#### Do this:
Copy every line of the data in which the word "label" occurs.

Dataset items

=-=-=-=-=

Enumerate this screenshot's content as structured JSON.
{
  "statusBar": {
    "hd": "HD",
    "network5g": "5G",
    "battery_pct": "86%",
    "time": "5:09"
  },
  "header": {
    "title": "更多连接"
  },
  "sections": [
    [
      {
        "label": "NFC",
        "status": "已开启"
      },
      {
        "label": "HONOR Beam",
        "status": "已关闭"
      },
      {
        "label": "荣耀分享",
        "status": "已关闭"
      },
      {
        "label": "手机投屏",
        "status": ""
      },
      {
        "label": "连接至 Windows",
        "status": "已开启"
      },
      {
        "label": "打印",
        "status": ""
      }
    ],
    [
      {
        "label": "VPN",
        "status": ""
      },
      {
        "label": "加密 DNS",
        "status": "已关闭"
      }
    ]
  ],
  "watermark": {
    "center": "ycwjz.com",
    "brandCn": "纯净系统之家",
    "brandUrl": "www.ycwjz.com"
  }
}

=-=-=-=-=

#### Solution below:
        "label": "NFC",
        "label": "HONOR Beam",
        "label": "荣耀分享",
        "label": "手机投屏",
        "label": "连接至 Windows",
        "label": "打印",
        "label": "VPN",
        "label": "加密 DNS",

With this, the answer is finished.